**EXERCISE**
Please update the lines below so that every "DOSE ÚNICA" becomes "DOSE UNICA", keeping everything else the same.

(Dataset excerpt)
** START **

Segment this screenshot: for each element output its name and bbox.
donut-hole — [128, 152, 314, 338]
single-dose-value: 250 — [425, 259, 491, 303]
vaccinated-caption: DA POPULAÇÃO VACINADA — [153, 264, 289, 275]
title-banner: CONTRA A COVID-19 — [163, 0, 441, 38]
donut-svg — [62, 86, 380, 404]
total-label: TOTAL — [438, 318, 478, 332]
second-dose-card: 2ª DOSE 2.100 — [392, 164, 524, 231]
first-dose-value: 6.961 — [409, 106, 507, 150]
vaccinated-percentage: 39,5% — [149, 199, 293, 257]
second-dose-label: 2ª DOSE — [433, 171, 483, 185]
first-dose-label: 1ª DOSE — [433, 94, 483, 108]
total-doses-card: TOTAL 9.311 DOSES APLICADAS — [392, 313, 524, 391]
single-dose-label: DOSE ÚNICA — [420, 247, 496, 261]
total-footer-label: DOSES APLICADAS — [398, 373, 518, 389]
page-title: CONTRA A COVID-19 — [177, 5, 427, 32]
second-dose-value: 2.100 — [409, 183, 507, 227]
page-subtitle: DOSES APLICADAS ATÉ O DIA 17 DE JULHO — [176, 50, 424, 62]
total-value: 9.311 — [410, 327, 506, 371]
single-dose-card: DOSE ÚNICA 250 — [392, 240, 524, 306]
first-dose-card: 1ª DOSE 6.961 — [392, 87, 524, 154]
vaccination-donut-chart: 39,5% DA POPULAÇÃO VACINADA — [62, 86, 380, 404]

** END **

**OUTPUT OF THE EXERCISE**
Segment this screenshot: for each element output its name and bbox.
donut-hole — [128, 152, 314, 338]
single-dose-value: 250 — [425, 259, 491, 303]
vaccinated-caption: DA POPULAÇÃO VACINADA — [153, 264, 289, 275]
title-banner: CONTRA A COVID-19 — [163, 0, 441, 38]
donut-svg — [62, 86, 380, 404]
total-label: TOTAL — [438, 318, 478, 332]
second-dose-card: 2ª DOSE 2.100 — [392, 164, 524, 231]
first-dose-value: 6.961 — [409, 106, 507, 150]
vaccinated-percentage: 39,5% — [149, 199, 293, 257]
second-dose-label: 2ª DOSE — [433, 171, 483, 185]
first-dose-label: 1ª DOSE — [433, 94, 483, 108]
total-doses-card: TOTAL 9.311 DOSES APLICADAS — [392, 313, 524, 391]
single-dose-label: DOSE UNICA — [420, 247, 496, 261]
total-footer-label: DOSES APLICADAS — [398, 373, 518, 389]
page-title: CONTRA A COVID-19 — [177, 5, 427, 32]
second-dose-value: 2.100 — [409, 183, 507, 227]
page-subtitle: DOSES APLICADAS ATÉ O DIA 17 DE JULHO — [176, 50, 424, 62]
total-value: 9.311 — [410, 327, 506, 371]
single-dose-card: DOSE UNICA 250 — [392, 240, 524, 306]
first-dose-card: 1ª DOSE 6.961 — [392, 87, 524, 154]
vaccination-donut-chart: 39,5% DA POPULAÇÃO VACINADA — [62, 86, 380, 404]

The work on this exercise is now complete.